▶ [Short exercise] In the records below, copy out without changes the part that opens with the line containing "- arrow-up-circle-icon[interactable]: [146, 603, 162, 619]" and closes with the line containing "- arrow-up-circle-icon[interactable]: [159, 202, 175, 218]", including both of those lines.

Visual layout records:
%%

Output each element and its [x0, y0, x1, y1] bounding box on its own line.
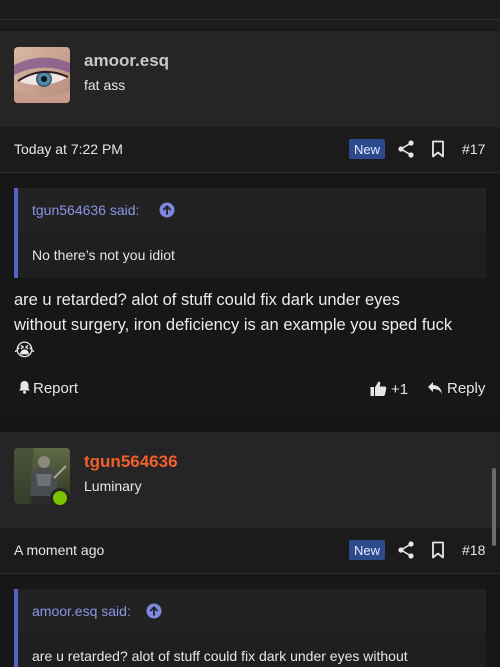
- arrow-up-circle-icon[interactable]: [146, 603, 162, 619]
- reply-arrow-icon: [428, 382, 442, 394]
- like-count: +1: [391, 381, 409, 398]
- quote-text: No there’s not you idiot: [32, 247, 175, 263]
- share-icon[interactable]: [398, 140, 414, 158]
- post-18-meta: A moment ago New #18: [0, 528, 500, 574]
- arrow-up-circle-icon[interactable]: [159, 202, 175, 218]
- post-date[interactable]: Today at 7:22 PM: [14, 141, 123, 157]
- bookmark-icon[interactable]: [431, 541, 445, 559]
- report-label: Report: [33, 380, 79, 397]
- post-separator: [0, 418, 500, 432]
- quote-block: amoor.esq said: are u retarded? alot of …: [14, 589, 486, 667]
- previous-post-footer: [0, 0, 500, 30]
- quote-author-link[interactable]: amoor.esq said:: [32, 603, 131, 619]
- user-title: Luminary: [84, 478, 142, 494]
- post-actions: Report +1 Reply: [0, 368, 500, 414]
- reply-label: Reply: [447, 380, 486, 397]
- username[interactable]: tgun564636: [84, 452, 178, 472]
- post-body: are u retarded? alot of stuff could fix …: [14, 288, 490, 363]
- post-18-header: tgun564636 Luminary: [0, 432, 500, 528]
- new-badge: New: [349, 139, 386, 159]
- post-17-header: amoor.esq fat ass: [0, 31, 500, 127]
- post-body-line: without surgery, iron deficiency is an e…: [14, 316, 453, 334]
- avatar[interactable]: [14, 47, 70, 103]
- username[interactable]: amoor.esq: [84, 51, 169, 71]
- crying-face-emoji: 😭: [14, 340, 36, 360]
- post-date[interactable]: A moment ago: [14, 542, 104, 558]
- bookmark-icon[interactable]: [431, 140, 445, 158]
- quote-block: tgun564636 said: No there’s not you idio…: [14, 188, 486, 278]
- share-icon[interactable]: [398, 541, 414, 559]
- online-status-indicator: [50, 488, 70, 508]
- like-button[interactable]: +1: [370, 380, 408, 398]
- post-number[interactable]: #18: [462, 542, 485, 558]
- reply-button[interactable]: Reply: [427, 380, 485, 397]
- report-button[interactable]: Report: [18, 380, 78, 397]
- scrollbar-thumb[interactable]: [492, 468, 496, 546]
- eye-closeup-icon: [14, 47, 70, 103]
- new-badge: New: [349, 540, 386, 560]
- post-17-meta: Today at 7:22 PM New #17: [0, 127, 500, 173]
- bell-icon: [19, 381, 30, 394]
- post-number[interactable]: #17: [462, 141, 485, 157]
- post-body-line: are u retarded? alot of stuff could fix …: [14, 291, 400, 309]
- thumbs-up-icon: [370, 381, 387, 396]
- quote-author-link[interactable]: tgun564636 said:: [32, 202, 139, 218]
- user-title: fat ass: [84, 77, 126, 93]
- quote-text: are u retarded? alot of stuff could fix …: [32, 648, 408, 664]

%%

▶ [Answer]
- arrow-up-circle-icon[interactable]: [146, 603, 162, 619]
- reply-arrow-icon: [428, 382, 442, 394]
- like-count: +1: [391, 381, 409, 398]
- quote-text: No there’s not you idiot: [32, 247, 175, 263]
- share-icon[interactable]: [398, 140, 414, 158]
- post-18-meta: A moment ago New #18: [0, 528, 500, 574]
- arrow-up-circle-icon[interactable]: [159, 202, 175, 218]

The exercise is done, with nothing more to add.